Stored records
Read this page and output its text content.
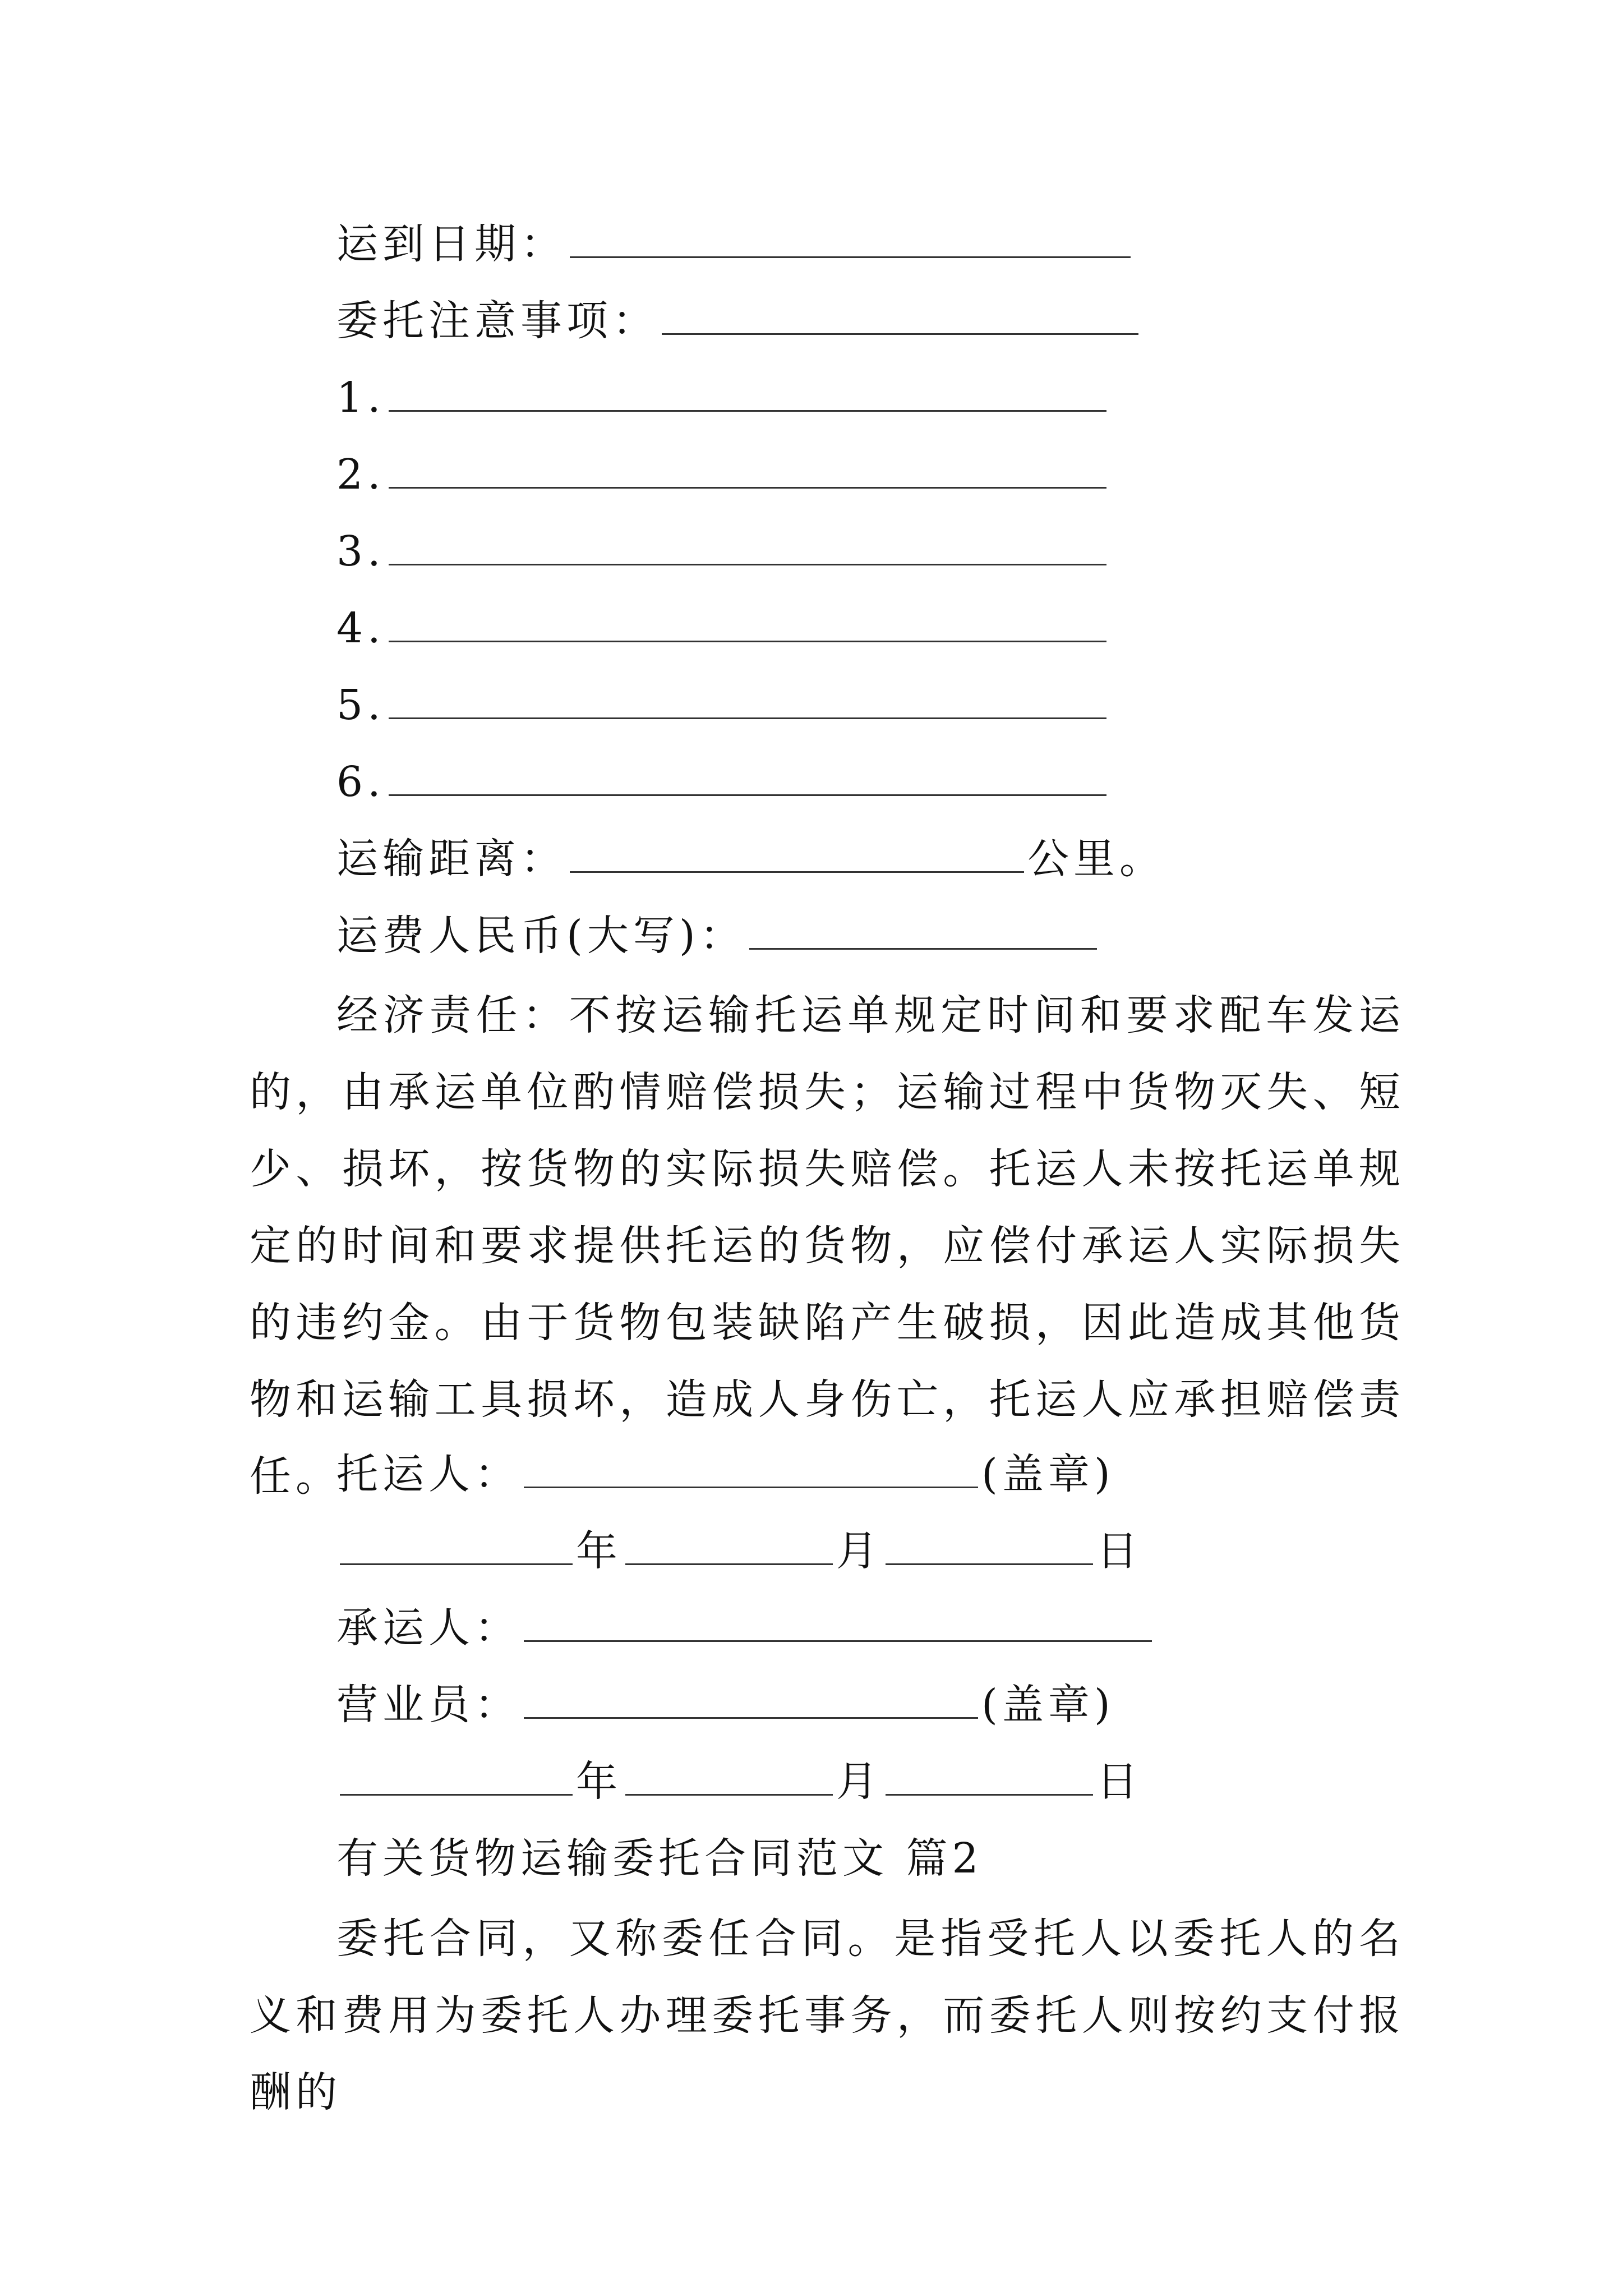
运到日期：
委托注意事项：
1.
2.
3.
4.
5.
6.
运输距离：	公里。
运费人民币(大写)：
经济责任：不按运输托运单规定时间和要求配车发运的，由承运单位酌情赔偿损失；运输过程中货物灭失、短少、损坏，按货物的实际损失赔偿。托运人未按托运单规定的时间和要求提供托运的货物，应偿付承运人实际损失的违约金。由于货物包装缺陷产生破损，因此造成其他货物和运输工具损坏，造成人身伤亡，托运人应承担赔偿责任。
托运人：	(盖章)
年	月	日
承运人：
营业员：	(盖章)
年	月	日
有关货物运输委托合同范文 篇2
委托合同，又称委任合同。是指受托人以委托人的名义和费用为委托人办理委托事务，而委托人则按约支付报酬的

◆ DIRECTIVE
Without including any pictures, print each record exactly.

◆ OUTPUT OF THE EXERCISE
Read this page and output its text content.
运到日期：
委托注意事项：
1.
2.
3.
4.
5.
6.
运输距离：	公里。
运费人民币(大写)：
经济责任：不按运输托运单规定时间和要求配车发运的，由承运单位酌情赔偿损失；运输过程中货物灭失、短少、损坏，按货物的实际损失赔偿。托运人未按托运单规定的时间和要求提供托运的货物，应偿付承运人实际损失的违约金。由于货物包装缺陷产生破损，因此造成其他货物和运输工具损坏，造成人身伤亡，托运人应承担赔偿责任。
托运人：	(盖章)
年	月	日
承运人：
营业员：	(盖章)
年	月	日
有关货物运输委托合同范文 篇2
委托合同，又称委任合同。是指受托人以委托人的名义和费用为委托人办理委托事务，而委托人则按约支付报酬的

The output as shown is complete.